OBJECTIVE
Update the items below by replacing "Patent image size" with "Drawing dimensions" wherever it occurs, and leave all other text unchanged. Omit the pictures from your answer.

--*--

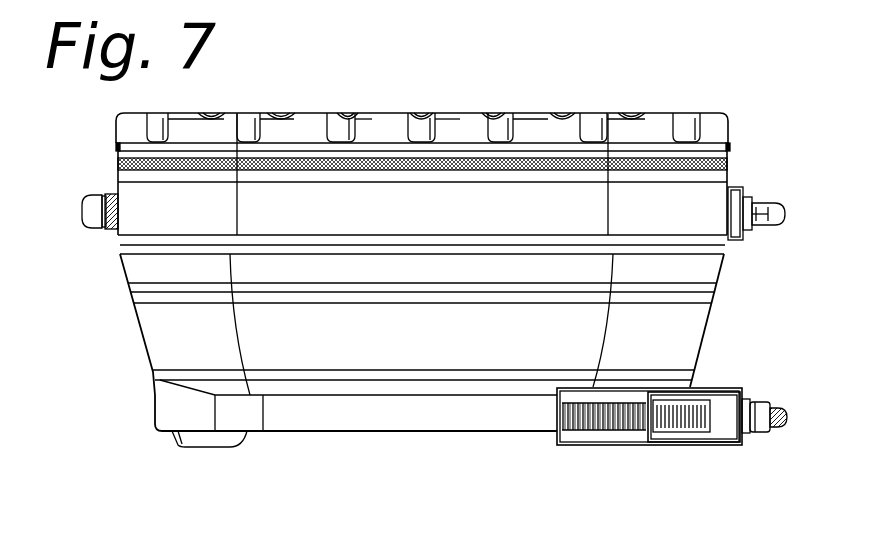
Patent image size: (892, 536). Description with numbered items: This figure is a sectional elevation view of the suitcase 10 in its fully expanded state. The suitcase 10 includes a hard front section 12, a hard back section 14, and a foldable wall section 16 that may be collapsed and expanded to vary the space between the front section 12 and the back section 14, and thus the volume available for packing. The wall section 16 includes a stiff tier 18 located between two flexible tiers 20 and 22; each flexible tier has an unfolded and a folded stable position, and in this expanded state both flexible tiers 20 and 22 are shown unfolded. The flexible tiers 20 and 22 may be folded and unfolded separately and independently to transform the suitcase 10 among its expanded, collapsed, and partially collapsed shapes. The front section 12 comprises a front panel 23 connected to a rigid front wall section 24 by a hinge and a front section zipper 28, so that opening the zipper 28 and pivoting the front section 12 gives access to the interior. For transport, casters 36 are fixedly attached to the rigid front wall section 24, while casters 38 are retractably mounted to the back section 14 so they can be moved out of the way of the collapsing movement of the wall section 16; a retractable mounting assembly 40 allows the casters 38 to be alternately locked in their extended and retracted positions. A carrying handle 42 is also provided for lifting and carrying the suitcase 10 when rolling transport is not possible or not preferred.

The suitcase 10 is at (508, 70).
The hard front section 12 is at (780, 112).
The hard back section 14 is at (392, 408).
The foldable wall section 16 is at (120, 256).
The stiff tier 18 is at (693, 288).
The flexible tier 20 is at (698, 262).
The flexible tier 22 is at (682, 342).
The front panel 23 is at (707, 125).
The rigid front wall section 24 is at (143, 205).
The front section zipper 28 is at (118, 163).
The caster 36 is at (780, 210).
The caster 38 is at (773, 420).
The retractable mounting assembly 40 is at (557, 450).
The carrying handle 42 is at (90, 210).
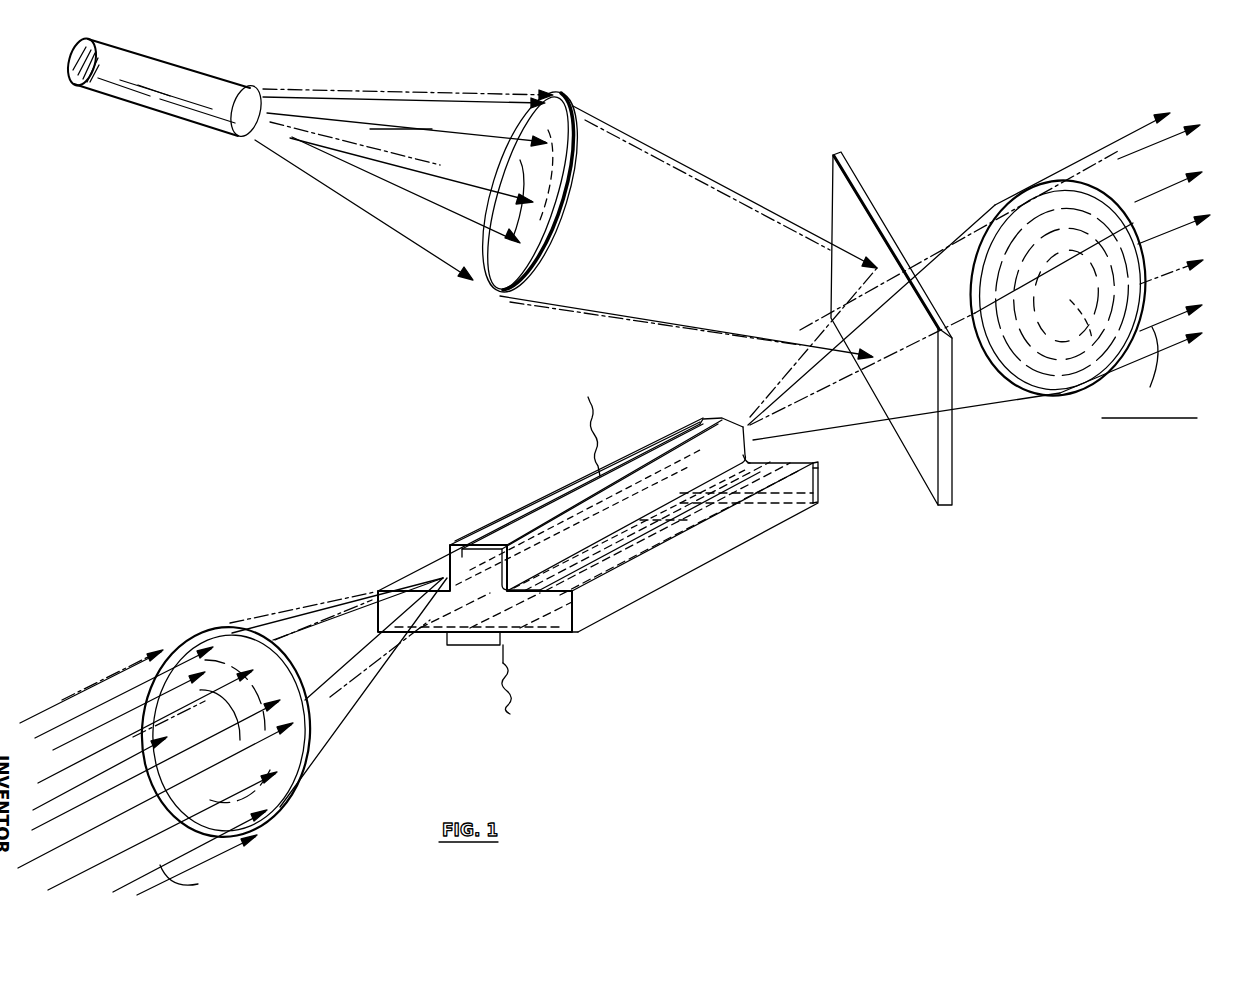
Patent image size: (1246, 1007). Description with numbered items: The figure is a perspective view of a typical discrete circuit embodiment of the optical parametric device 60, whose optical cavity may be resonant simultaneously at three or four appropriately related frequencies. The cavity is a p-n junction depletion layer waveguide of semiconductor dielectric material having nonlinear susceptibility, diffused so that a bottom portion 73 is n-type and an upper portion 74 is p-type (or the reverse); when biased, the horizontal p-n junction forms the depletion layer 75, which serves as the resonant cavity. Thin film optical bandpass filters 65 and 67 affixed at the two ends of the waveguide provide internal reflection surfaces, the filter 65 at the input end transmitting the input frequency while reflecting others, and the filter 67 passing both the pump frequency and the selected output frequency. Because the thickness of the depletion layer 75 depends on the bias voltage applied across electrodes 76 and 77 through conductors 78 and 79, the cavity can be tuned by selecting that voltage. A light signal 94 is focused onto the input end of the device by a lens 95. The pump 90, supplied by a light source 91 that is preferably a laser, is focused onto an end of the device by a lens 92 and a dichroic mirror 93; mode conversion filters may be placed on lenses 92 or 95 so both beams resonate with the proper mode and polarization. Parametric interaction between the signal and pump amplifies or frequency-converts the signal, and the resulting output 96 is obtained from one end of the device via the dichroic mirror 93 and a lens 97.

--*--

EXERCISE SOLUTION
Drawing dimensions: (892, 536). Description with numbered items: This figure is a sectional elevation view of the suitcase 10 in its fully expanded state. The suitcase 10 includes a hard front section 12, a hard back section 14, and a foldable wall section 16 that may be collapsed and expanded to vary the space between the front section 12 and the back section 14, and thus the volume available for packing. The wall section 16 includes a stiff tier 18 located between two flexible tiers 20 and 22; each flexible tier has an unfolded and a folded stable position, and in this expanded state both flexible tiers 20 and 22 are shown unfolded. The flexible tiers 20 and 22 may be folded and unfolded separately and independently to transform the suitcase 10 among its expanded, collapsed, and partially collapsed shapes. The front section 12 comprises a front panel 23 connected to a rigid front wall section 24 by a hinge and a front section zipper 28, so that opening the zipper 28 and pivoting the front section 12 gives access to the interior. For transport, casters 36 are fixedly attached to the rigid front wall section 24, while casters 38 are retractably mounted to the back section 14 so they can be moved out of the way of the collapsing movement of the wall section 16; a retractable mounting assembly 40 allows the casters 38 to be alternately locked in their extended and retracted positions. A carrying handle 42 is also provided for lifting and carrying the suitcase 10 when rolling transport is not possible or not preferred.

The suitcase 10 is at (508, 70).
The hard front section 12 is at (780, 112).
The hard back section 14 is at (392, 408).
The foldable wall section 16 is at (120, 256).
The stiff tier 18 is at (693, 288).
The flexible tier 20 is at (698, 262).
The flexible tier 22 is at (682, 342).
The front panel 23 is at (707, 125).
The rigid front wall section 24 is at (143, 205).
The front section zipper 28 is at (118, 163).
The caster 36 is at (780, 210).
The caster 38 is at (773, 420).
The retractable mounting assembly 40 is at (557, 450).
The carrying handle 42 is at (90, 210).
Drawing dimensions: (1246, 1007). Description with numbered items: The figure is a perspective view of a typical discrete circuit embodiment of the optical parametric device 60, whose optical cavity may be resonant simultaneously at three or four appropriately related frequencies. The cavity is a p-n junction depletion layer waveguide of semiconductor dielectric material having nonlinear susceptibility, diffused so that a bottom portion 73 is n-type and an upper portion 74 is p-type (or the reverse); when biased, the horizontal p-n junction forms the depletion layer 75, which serves as the resonant cavity. Thin film optical bandpass filters 65 and 67 affixed at the two ends of the waveguide provide internal reflection surfaces, the filter 65 at the input end transmitting the input frequency while reflecting others, and the filter 67 passing both the pump frequency and the selected output frequency. Because the thickness of the depletion layer 75 depends on the bias voltage applied across electrodes 76 and 77 through conductors 78 and 79, the cavity can be tuned by selecting that voltage. A light signal 94 is focused onto the input end of the device by a lens 95. The pump 90, supplied by a light source 91 that is preferably a laser, is focused onto an end of the device by a lens 92 and a dichroic mirror 93; mode conversion filters may be placed on lenses 92 or 95 so both beams resonate with the proper mode and polarization. Parametric interaction between the signal and pump amplifies or frequency-converts the signal, and the resulting output 96 is obtained from one end of the device via the dichroic mirror 93 and a lens 97.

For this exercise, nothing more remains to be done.